--- Begin ---

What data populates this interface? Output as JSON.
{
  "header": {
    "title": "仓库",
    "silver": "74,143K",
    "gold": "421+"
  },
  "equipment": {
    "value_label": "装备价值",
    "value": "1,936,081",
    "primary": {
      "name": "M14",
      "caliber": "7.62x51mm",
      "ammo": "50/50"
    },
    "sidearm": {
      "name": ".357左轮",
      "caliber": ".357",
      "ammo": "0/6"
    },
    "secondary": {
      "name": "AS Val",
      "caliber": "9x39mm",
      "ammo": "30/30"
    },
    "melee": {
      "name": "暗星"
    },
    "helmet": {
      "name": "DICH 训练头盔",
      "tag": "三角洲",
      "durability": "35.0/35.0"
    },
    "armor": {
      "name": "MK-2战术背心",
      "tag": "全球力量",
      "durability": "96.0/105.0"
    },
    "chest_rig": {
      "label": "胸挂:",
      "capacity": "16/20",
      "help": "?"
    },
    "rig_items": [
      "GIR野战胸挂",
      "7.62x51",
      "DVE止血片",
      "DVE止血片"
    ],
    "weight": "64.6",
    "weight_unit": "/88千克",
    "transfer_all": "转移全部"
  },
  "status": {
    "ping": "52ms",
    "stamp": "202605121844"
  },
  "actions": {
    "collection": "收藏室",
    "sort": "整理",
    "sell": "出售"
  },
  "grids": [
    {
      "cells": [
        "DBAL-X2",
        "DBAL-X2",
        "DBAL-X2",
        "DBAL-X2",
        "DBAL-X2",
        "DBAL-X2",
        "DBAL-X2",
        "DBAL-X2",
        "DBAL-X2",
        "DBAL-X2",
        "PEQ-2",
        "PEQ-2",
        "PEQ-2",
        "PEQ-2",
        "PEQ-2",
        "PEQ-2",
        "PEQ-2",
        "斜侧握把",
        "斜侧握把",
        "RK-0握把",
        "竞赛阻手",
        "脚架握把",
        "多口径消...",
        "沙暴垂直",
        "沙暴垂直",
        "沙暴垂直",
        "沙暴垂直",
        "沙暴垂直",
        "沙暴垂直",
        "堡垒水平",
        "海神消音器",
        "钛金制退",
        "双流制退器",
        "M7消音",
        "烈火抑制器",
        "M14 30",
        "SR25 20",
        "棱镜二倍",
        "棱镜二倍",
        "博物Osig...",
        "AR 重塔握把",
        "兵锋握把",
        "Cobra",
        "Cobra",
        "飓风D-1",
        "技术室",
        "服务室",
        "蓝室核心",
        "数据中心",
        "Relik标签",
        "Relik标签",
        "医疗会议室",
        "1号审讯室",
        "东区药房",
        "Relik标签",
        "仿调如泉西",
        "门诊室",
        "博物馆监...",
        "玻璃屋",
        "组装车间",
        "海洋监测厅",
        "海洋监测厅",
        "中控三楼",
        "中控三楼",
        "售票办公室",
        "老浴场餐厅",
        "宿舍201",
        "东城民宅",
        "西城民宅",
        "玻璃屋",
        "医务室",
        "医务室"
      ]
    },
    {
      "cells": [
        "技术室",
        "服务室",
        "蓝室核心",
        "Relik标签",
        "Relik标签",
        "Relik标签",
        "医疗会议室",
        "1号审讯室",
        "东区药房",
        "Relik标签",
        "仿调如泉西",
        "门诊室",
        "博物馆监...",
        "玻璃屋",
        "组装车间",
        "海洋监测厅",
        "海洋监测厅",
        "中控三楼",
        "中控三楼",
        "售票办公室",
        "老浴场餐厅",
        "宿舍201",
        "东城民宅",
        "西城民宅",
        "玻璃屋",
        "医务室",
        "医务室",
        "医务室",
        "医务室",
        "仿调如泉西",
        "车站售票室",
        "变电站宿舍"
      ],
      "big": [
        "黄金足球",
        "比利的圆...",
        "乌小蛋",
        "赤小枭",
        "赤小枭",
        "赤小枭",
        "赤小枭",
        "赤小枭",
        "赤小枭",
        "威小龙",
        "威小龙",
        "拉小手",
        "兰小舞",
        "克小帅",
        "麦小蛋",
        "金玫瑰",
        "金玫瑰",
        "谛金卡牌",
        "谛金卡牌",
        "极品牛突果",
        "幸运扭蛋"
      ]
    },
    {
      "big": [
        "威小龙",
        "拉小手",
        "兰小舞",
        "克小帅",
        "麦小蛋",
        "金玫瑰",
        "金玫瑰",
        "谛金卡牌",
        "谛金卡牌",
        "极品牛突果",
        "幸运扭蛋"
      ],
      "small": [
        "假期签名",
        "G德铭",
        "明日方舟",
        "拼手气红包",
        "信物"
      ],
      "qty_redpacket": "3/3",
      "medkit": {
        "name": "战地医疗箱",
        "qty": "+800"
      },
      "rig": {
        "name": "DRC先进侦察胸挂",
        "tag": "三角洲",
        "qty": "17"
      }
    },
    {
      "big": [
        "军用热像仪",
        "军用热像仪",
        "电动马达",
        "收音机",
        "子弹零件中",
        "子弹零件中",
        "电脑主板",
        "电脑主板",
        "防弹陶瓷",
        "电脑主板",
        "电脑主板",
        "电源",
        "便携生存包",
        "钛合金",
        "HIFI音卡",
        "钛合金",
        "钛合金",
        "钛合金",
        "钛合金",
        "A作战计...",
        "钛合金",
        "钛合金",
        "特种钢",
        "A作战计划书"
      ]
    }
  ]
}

--- End ---

■ REQUIREMENT
Print the complete listing again, exactly as it stands.

■ ANSWER TO THE PROBLEM
What data populates this interface? Output as JSON.
{
  "header": {
    "title": "仓库",
    "silver": "74,143K",
    "gold": "421+"
  },
  "equipment": {
    "value_label": "装备价值",
    "value": "1,936,081",
    "primary": {
      "name": "M14",
      "caliber": "7.62x51mm",
      "ammo": "50/50"
    },
    "sidearm": {
      "name": ".357左轮",
      "caliber": ".357",
      "ammo": "0/6"
    },
    "secondary": {
      "name": "AS Val",
      "caliber": "9x39mm",
      "ammo": "30/30"
    },
    "melee": {
      "name": "暗星"
    },
    "helmet": {
      "name": "DICH 训练头盔",
      "tag": "三角洲",
      "durability": "35.0/35.0"
    },
    "armor": {
      "name": "MK-2战术背心",
      "tag": "全球力量",
      "durability": "96.0/105.0"
    },
    "chest_rig": {
      "label": "胸挂:",
      "capacity": "16/20",
      "help": "?"
    },
    "rig_items": [
      "GIR野战胸挂",
      "7.62x51",
      "DVE止血片",
      "DVE止血片"
    ],
    "weight": "64.6",
    "weight_unit": "/88千克",
    "transfer_all": "转移全部"
  },
  "status": {
    "ping": "52ms",
    "stamp": "202605121844"
  },
  "actions": {
    "collection": "收藏室",
    "sort": "整理",
    "sell": "出售"
  },
  "grids": [
    {
      "cells": [
        "DBAL-X2",
        "DBAL-X2",
        "DBAL-X2",
        "DBAL-X2",
        "DBAL-X2",
        "DBAL-X2",
        "DBAL-X2",
        "DBAL-X2",
        "DBAL-X2",
        "DBAL-X2",
        "PEQ-2",
        "PEQ-2",
        "PEQ-2",
        "PEQ-2",
        "PEQ-2",
        "PEQ-2",
        "PEQ-2",
        "斜侧握把",
        "斜侧握把",
        "RK-0握把",
        "竞赛阻手",
        "脚架握把",
        "多口径消...",
        "沙暴垂直",
        "沙暴垂直",
        "沙暴垂直",
        "沙暴垂直",
        "沙暴垂直",
        "沙暴垂直",
        "堡垒水平",
        "海神消音器",
        "钛金制退",
        "双流制退器",
        "M7消音",
        "烈火抑制器",
        "M14 30",
        "SR25 20",
        "棱镜二倍",
        "棱镜二倍",
        "博物Osig...",
        "AR 重塔握把",
        "兵锋握把",
        "Cobra",
        "Cobra",
        "飓风D-1",
        "技术室",
        "服务室",
        "蓝室核心",
        "数据中心",
        "Relik标签",
        "Relik标签",
        "医疗会议室",
        "1号审讯室",
        "东区药房",
        "Relik标签",
        "仿调如泉西",
        "门诊室",
        "博物馆监...",
        "玻璃屋",
        "组装车间",
        "海洋监测厅",
        "海洋监测厅",
        "中控三楼",
        "中控三楼",
        "售票办公室",
        "老浴场餐厅",
        "宿舍201",
        "东城民宅",
        "西城民宅",
        "玻璃屋",
        "医务室",
        "医务室"
      ]
    },
    {
      "cells": [
        "技术室",
        "服务室",
        "蓝室核心",
        "Relik标签",
        "Relik标签",
        "Relik标签",
        "医疗会议室",
        "1号审讯室",
        "东区药房",
        "Relik标签",
        "仿调如泉西",
        "门诊室",
        "博物馆监...",
        "玻璃屋",
        "组装车间",
        "海洋监测厅",
        "海洋监测厅",
        "中控三楼",
        "中控三楼",
        "售票办公室",
        "老浴场餐厅",
        "宿舍201",
        "东城民宅",
        "西城民宅",
        "玻璃屋",
        "医务室",
        "医务室",
        "医务室",
        "医务室",
        "仿调如泉西",
        "车站售票室",
        "变电站宿舍"
      ],
      "big": [
        "黄金足球",
        "比利的圆...",
        "乌小蛋",
        "赤小枭",
        "赤小枭",
        "赤小枭",
        "赤小枭",
        "赤小枭",
        "赤小枭",
        "威小龙",
        "威小龙",
        "拉小手",
        "兰小舞",
        "克小帅",
        "麦小蛋",
        "金玫瑰",
        "金玫瑰",
        "谛金卡牌",
        "谛金卡牌",
        "极品牛突果",
        "幸运扭蛋"
      ]
    },
    {
      "big": [
        "威小龙",
        "拉小手",
        "兰小舞",
        "克小帅",
        "麦小蛋",
        "金玫瑰",
        "金玫瑰",
        "谛金卡牌",
        "谛金卡牌",
        "极品牛突果",
        "幸运扭蛋"
      ],
      "small": [
        "假期签名",
        "G德铭",
        "明日方舟",
        "拼手气红包",
        "信物"
      ],
      "qty_redpacket": "3/3",
      "medkit": {
        "name": "战地医疗箱",
        "qty": "+800"
      },
      "rig": {
        "name": "DRC先进侦察胸挂",
        "tag": "三角洲",
        "qty": "17"
      }
    },
    {
      "big": [
        "军用热像仪",
        "军用热像仪",
        "电动马达",
        "收音机",
        "子弹零件中",
        "子弹零件中",
        "电脑主板",
        "电脑主板",
        "防弹陶瓷",
        "电脑主板",
        "电脑主板",
        "电源",
        "便携生存包",
        "钛合金",
        "HIFI音卡",
        "钛合金",
        "钛合金",
        "钛合金",
        "钛合金",
        "A作战计...",
        "钛合金",
        "钛合金",
        "特种钢",
        "A作战计划书"
      ]
    }
  ]
}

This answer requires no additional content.